--- Start MATERIAL SUPPLIED ---
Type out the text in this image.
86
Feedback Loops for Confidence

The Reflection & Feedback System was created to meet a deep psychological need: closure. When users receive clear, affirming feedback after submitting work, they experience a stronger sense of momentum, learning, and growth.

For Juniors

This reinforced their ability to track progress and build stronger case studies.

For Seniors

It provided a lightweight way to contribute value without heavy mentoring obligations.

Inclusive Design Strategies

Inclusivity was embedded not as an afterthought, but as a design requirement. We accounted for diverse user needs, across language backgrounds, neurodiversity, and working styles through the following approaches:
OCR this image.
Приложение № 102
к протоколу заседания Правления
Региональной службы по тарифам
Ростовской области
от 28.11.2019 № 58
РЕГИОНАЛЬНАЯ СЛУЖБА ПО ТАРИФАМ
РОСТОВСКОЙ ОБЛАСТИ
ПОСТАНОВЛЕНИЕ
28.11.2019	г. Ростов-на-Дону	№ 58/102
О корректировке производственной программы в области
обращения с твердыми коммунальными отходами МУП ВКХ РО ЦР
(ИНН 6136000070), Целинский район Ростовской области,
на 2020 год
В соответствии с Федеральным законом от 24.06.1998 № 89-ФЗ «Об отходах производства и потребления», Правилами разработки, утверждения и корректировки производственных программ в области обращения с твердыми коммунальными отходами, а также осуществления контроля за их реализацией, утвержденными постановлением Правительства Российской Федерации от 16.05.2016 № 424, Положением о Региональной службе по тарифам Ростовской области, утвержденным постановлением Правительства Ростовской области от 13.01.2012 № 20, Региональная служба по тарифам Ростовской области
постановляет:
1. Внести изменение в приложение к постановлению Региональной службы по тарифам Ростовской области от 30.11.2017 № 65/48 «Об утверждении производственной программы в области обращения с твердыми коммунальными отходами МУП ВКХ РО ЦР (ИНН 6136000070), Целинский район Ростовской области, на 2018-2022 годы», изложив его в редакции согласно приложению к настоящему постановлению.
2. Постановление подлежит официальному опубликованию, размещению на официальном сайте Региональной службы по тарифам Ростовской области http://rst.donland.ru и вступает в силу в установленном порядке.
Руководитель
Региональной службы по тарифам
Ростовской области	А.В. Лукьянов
--- End MATERIAL SUPPLIED ---
--- WHAT IS NEEDED ---
Find each line that has the word "Целинский", then copy it out.

--- PROBLEM SOLUTION ---
(ИНН 6136000070), Целинский район Ростовской области,
1. Внести изменение в приложение к постановлению Региональной службы по тарифам Ростовской области от 30.11.2017 № 65/48 «Об утверждении производственной программы в области обращения с твердыми коммунальными отходами МУП ВКХ РО ЦР (ИНН 6136000070), Целинский район Ростовской области, на 2018-2022 годы», изложив его в редакции согласно приложению к настоящему постановлению.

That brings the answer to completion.